* begin EXTRACTED MATERIAL *

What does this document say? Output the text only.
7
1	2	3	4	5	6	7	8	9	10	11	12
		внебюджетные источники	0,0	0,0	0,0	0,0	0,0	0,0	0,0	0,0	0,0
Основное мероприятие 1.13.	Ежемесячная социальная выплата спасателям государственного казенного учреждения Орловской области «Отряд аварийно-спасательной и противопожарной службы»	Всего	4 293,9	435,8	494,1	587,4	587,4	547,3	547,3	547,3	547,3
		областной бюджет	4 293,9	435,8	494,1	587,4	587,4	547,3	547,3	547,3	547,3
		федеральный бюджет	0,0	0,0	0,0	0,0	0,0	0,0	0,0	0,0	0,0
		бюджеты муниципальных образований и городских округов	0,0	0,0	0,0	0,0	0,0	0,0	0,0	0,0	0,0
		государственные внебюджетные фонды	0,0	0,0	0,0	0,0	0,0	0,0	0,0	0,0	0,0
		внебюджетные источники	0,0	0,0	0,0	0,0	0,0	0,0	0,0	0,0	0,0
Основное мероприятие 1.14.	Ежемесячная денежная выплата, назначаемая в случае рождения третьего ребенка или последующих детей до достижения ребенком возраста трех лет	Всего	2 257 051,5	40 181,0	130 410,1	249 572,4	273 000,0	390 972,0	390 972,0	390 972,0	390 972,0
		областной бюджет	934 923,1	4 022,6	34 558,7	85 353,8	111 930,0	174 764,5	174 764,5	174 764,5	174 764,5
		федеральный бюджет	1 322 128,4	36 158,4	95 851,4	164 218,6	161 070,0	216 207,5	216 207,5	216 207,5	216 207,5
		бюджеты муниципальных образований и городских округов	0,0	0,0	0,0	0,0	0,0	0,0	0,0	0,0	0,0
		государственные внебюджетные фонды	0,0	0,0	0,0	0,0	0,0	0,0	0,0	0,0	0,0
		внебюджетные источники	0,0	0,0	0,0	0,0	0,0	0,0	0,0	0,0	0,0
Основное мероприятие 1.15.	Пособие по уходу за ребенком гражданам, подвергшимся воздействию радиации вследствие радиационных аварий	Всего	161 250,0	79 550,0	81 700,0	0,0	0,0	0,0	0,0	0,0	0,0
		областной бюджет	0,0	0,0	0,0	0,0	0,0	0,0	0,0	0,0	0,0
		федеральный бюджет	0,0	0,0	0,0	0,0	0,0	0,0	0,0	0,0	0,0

* end EXTRACTED MATERIAL *

### TASK DIRECTIONS:
Copy the material above verbatim.

### WRITTEN SOLUTION:
What does this document say? Output the text only.
7
1	2	3	4	5	6	7	8	9	10	11	12
		внебюджетные источники	0,0	0,0	0,0	0,0	0,0	0,0	0,0	0,0	0,0
Основное мероприятие 1.13.	Ежемесячная социальная выплата спасателям государственного казенного учреждения Орловской области «Отряд аварийно-спасательной и противопожарной службы»	Всего	4 293,9	435,8	494,1	587,4	587,4	547,3	547,3	547,3	547,3
		областной бюджет	4 293,9	435,8	494,1	587,4	587,4	547,3	547,3	547,3	547,3
		федеральный бюджет	0,0	0,0	0,0	0,0	0,0	0,0	0,0	0,0	0,0
		бюджеты муниципальных образований и городских округов	0,0	0,0	0,0	0,0	0,0	0,0	0,0	0,0	0,0
		государственные внебюджетные фонды	0,0	0,0	0,0	0,0	0,0	0,0	0,0	0,0	0,0
		внебюджетные источники	0,0	0,0	0,0	0,0	0,0	0,0	0,0	0,0	0,0
Основное мероприятие 1.14.	Ежемесячная денежная выплата, назначаемая в случае рождения третьего ребенка или последующих детей до достижения ребенком возраста трех лет	Всего	2 257 051,5	40 181,0	130 410,1	249 572,4	273 000,0	390 972,0	390 972,0	390 972,0	390 972,0
		областной бюджет	934 923,1	4 022,6	34 558,7	85 353,8	111 930,0	174 764,5	174 764,5	174 764,5	174 764,5
		федеральный бюджет	1 322 128,4	36 158,4	95 851,4	164 218,6	161 070,0	216 207,5	216 207,5	216 207,5	216 207,5
		бюджеты муниципальных образований и городских округов	0,0	0,0	0,0	0,0	0,0	0,0	0,0	0,0	0,0
		государственные внебюджетные фонды	0,0	0,0	0,0	0,0	0,0	0,0	0,0	0,0	0,0
		внебюджетные источники	0,0	0,0	0,0	0,0	0,0	0,0	0,0	0,0	0,0
Основное мероприятие 1.15.	Пособие по уходу за ребенком гражданам, подвергшимся воздействию радиации вследствие радиационных аварий	Всего	161 250,0	79 550,0	81 700,0	0,0	0,0	0,0	0,0	0,0	0,0
		областной бюджет	0,0	0,0	0,0	0,0	0,0	0,0	0,0	0,0	0,0
		федеральный бюджет	0,0	0,0	0,0	0,0	0,0	0,0	0,0	0,0	0,0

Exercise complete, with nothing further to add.